Start of Recorded data

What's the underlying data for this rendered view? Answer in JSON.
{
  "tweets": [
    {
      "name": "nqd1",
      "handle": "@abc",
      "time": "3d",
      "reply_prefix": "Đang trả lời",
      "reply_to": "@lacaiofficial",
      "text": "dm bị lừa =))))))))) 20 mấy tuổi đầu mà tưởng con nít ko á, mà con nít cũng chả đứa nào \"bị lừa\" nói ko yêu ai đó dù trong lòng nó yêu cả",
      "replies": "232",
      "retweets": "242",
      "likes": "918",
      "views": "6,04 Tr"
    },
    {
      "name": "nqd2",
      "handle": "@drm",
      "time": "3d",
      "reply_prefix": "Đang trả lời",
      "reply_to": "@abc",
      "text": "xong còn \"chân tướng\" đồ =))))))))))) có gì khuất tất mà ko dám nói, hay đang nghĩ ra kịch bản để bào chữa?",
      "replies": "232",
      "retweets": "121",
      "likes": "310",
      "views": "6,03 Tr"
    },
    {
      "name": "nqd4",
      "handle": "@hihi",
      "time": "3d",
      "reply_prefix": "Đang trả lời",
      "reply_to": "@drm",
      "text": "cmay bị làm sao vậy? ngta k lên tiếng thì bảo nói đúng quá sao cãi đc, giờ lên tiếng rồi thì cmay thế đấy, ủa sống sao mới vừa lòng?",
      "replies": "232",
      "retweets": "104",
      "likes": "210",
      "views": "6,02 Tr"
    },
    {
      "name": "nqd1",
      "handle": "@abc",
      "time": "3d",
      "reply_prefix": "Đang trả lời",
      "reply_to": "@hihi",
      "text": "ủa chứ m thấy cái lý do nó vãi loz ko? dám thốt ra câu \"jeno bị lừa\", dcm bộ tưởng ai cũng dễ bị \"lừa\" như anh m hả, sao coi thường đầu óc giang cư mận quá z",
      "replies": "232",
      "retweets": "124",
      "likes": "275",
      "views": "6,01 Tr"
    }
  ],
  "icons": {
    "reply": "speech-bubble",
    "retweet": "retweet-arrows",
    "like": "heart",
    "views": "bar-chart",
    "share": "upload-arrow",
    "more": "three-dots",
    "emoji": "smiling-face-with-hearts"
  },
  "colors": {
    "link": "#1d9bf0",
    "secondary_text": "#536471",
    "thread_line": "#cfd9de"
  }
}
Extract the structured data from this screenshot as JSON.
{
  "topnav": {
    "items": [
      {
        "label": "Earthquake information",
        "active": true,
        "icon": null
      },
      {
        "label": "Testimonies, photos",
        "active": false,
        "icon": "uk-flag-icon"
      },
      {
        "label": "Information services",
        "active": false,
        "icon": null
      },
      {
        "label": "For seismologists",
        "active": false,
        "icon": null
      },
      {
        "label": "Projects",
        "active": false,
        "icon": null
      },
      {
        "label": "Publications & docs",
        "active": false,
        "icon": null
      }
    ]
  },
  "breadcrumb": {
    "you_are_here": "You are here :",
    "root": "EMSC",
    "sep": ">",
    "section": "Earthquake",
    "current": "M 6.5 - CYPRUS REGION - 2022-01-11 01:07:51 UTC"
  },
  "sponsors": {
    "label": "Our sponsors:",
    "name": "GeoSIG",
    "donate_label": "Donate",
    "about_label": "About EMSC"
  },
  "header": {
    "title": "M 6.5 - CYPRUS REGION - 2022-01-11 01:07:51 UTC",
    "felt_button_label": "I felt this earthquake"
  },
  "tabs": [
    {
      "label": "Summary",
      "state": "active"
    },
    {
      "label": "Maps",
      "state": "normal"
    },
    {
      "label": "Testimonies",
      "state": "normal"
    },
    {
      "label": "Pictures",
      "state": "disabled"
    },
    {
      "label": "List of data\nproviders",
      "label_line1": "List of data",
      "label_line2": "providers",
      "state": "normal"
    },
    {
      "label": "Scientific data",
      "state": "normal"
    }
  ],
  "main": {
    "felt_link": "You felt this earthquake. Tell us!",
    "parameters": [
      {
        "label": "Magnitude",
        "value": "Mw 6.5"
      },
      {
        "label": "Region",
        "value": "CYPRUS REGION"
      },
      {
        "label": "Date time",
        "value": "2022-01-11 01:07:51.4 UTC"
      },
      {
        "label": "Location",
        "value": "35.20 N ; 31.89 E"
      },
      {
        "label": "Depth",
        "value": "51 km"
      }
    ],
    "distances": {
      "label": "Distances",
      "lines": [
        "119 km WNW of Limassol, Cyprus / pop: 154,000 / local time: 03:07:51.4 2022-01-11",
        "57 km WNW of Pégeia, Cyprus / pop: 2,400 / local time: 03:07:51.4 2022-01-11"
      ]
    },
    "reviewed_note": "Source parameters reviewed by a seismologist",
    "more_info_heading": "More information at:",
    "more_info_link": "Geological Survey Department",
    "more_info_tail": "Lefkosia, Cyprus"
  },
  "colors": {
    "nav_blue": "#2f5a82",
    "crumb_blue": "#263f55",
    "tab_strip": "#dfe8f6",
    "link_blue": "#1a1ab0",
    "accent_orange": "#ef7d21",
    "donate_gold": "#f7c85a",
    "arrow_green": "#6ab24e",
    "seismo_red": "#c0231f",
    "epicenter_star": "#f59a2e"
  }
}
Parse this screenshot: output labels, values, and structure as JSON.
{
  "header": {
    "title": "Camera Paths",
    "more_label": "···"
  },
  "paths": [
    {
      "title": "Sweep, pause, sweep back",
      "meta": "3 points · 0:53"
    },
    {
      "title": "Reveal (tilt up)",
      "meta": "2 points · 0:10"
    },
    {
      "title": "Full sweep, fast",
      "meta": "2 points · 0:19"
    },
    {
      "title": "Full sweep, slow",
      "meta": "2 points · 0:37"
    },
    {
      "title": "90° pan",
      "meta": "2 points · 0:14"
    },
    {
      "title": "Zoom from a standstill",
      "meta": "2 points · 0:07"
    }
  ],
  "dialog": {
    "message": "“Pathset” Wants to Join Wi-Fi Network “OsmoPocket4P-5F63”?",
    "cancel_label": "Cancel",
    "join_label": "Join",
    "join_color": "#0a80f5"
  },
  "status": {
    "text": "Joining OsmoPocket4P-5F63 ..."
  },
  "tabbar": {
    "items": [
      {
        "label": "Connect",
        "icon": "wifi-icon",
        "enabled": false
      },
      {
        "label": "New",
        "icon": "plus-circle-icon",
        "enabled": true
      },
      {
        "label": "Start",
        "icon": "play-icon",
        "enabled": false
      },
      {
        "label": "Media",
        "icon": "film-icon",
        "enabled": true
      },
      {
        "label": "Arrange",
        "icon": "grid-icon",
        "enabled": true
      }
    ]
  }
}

End of Recorded data

Every record shown above should be written out again exactly.

▶ **Written answer**
What's the underlying data for this rendered view? Answer in JSON.
{
  "tweets": [
    {
      "name": "nqd1",
      "handle": "@abc",
      "time": "3d",
      "reply_prefix": "Đang trả lời",
      "reply_to": "@lacaiofficial",
      "text": "dm bị lừa =))))))))) 20 mấy tuổi đầu mà tưởng con nít ko á, mà con nít cũng chả đứa nào \"bị lừa\" nói ko yêu ai đó dù trong lòng nó yêu cả",
      "replies": "232",
      "retweets": "242",
      "likes": "918",
      "views": "6,04 Tr"
    },
    {
      "name": "nqd2",
      "handle": "@drm",
      "time": "3d",
      "reply_prefix": "Đang trả lời",
      "reply_to": "@abc",
      "text": "xong còn \"chân tướng\" đồ =))))))))))) có gì khuất tất mà ko dám nói, hay đang nghĩ ra kịch bản để bào chữa?",
      "replies": "232",
      "retweets": "121",
      "likes": "310",
      "views": "6,03 Tr"
    },
    {
      "name": "nqd4",
      "handle": "@hihi",
      "time": "3d",
      "reply_prefix": "Đang trả lời",
      "reply_to": "@drm",
      "text": "cmay bị làm sao vậy? ngta k lên tiếng thì bảo nói đúng quá sao cãi đc, giờ lên tiếng rồi thì cmay thế đấy, ủa sống sao mới vừa lòng?",
      "replies": "232",
      "retweets": "104",
      "likes": "210",
      "views": "6,02 Tr"
    },
    {
      "name": "nqd1",
      "handle": "@abc",
      "time": "3d",
      "reply_prefix": "Đang trả lời",
      "reply_to": "@hihi",
      "text": "ủa chứ m thấy cái lý do nó vãi loz ko? dám thốt ra câu \"jeno bị lừa\", dcm bộ tưởng ai cũng dễ bị \"lừa\" như anh m hả, sao coi thường đầu óc giang cư mận quá z",
      "replies": "232",
      "retweets": "124",
      "likes": "275",
      "views": "6,01 Tr"
    }
  ],
  "icons": {
    "reply": "speech-bubble",
    "retweet": "retweet-arrows",
    "like": "heart",
    "views": "bar-chart",
    "share": "upload-arrow",
    "more": "three-dots",
    "emoji": "smiling-face-with-hearts"
  },
  "colors": {
    "link": "#1d9bf0",
    "secondary_text": "#536471",
    "thread_line": "#cfd9de"
  }
}
Extract the structured data from this screenshot as JSON.
{
  "topnav": {
    "items": [
      {
        "label": "Earthquake information",
        "active": true,
        "icon": null
      },
      {
        "label": "Testimonies, photos",
        "active": false,
        "icon": "uk-flag-icon"
      },
      {
        "label": "Information services",
        "active": false,
        "icon": null
      },
      {
        "label": "For seismologists",
        "active": false,
        "icon": null
      },
      {
        "label": "Projects",
        "active": false,
        "icon": null
      },
      {
        "label": "Publications & docs",
        "active": false,
        "icon": null
      }
    ]
  },
  "breadcrumb": {
    "you_are_here": "You are here :",
    "root": "EMSC",
    "sep": ">",
    "section": "Earthquake",
    "current": "M 6.5 - CYPRUS REGION - 2022-01-11 01:07:51 UTC"
  },
  "sponsors": {
    "label": "Our sponsors:",
    "name": "GeoSIG",
    "donate_label": "Donate",
    "about_label": "About EMSC"
  },
  "header": {
    "title": "M 6.5 - CYPRUS REGION - 2022-01-11 01:07:51 UTC",
    "felt_button_label": "I felt this earthquake"
  },
  "tabs": [
    {
      "label": "Summary",
      "state": "active"
    },
    {
      "label": "Maps",
      "state": "normal"
    },
    {
      "label": "Testimonies",
      "state": "normal"
    },
    {
      "label": "Pictures",
      "state": "disabled"
    },
    {
      "label": "List of data\nproviders",
      "label_line1": "List of data",
      "label_line2": "providers",
      "state": "normal"
    },
    {
      "label": "Scientific data",
      "state": "normal"
    }
  ],
  "main": {
    "felt_link": "You felt this earthquake. Tell us!",
    "parameters": [
      {
        "label": "Magnitude",
        "value": "Mw 6.5"
      },
      {
        "label": "Region",
        "value": "CYPRUS REGION"
      },
      {
        "label": "Date time",
        "value": "2022-01-11 01:07:51.4 UTC"
      },
      {
        "label": "Location",
        "value": "35.20 N ; 31.89 E"
      },
      {
        "label": "Depth",
        "value": "51 km"
      }
    ],
    "distances": {
      "label": "Distances",
      "lines": [
        "119 km WNW of Limassol, Cyprus / pop: 154,000 / local time: 03:07:51.4 2022-01-11",
        "57 km WNW of Pégeia, Cyprus / pop: 2,400 / local time: 03:07:51.4 2022-01-11"
      ]
    },
    "reviewed_note": "Source parameters reviewed by a seismologist",
    "more_info_heading": "More information at:",
    "more_info_link": "Geological Survey Department",
    "more_info_tail": "Lefkosia, Cyprus"
  },
  "colors": {
    "nav_blue": "#2f5a82",
    "crumb_blue": "#263f55",
    "tab_strip": "#dfe8f6",
    "link_blue": "#1a1ab0",
    "accent_orange": "#ef7d21",
    "donate_gold": "#f7c85a",
    "arrow_green": "#6ab24e",
    "seismo_red": "#c0231f",
    "epicenter_star": "#f59a2e"
  }
}
Parse this screenshot: output labels, values, and structure as JSON.
{
  "header": {
    "title": "Camera Paths",
    "more_label": "···"
  },
  "paths": [
    {
      "title": "Sweep, pause, sweep back",
      "meta": "3 points · 0:53"
    },
    {
      "title": "Reveal (tilt up)",
      "meta": "2 points · 0:10"
    },
    {
      "title": "Full sweep, fast",
      "meta": "2 points · 0:19"
    },
    {
      "title": "Full sweep, slow",
      "meta": "2 points · 0:37"
    },
    {
      "title": "90° pan",
      "meta": "2 points · 0:14"
    },
    {
      "title": "Zoom from a standstill",
      "meta": "2 points · 0:07"
    }
  ],
  "dialog": {
    "message": "“Pathset” Wants to Join Wi-Fi Network “OsmoPocket4P-5F63”?",
    "cancel_label": "Cancel",
    "join_label": "Join",
    "join_color": "#0a80f5"
  },
  "status": {
    "text": "Joining OsmoPocket4P-5F63 ..."
  },
  "tabbar": {
    "items": [
      {
        "label": "Connect",
        "icon": "wifi-icon",
        "enabled": false
      },
      {
        "label": "New",
        "icon": "plus-circle-icon",
        "enabled": true
      },
      {
        "label": "Start",
        "icon": "play-icon",
        "enabled": false
      },
      {
        "label": "Media",
        "icon": "film-icon",
        "enabled": true
      },
      {
        "label": "Arrange",
        "icon": "grid-icon",
        "enabled": true
      }
    ]
  }
}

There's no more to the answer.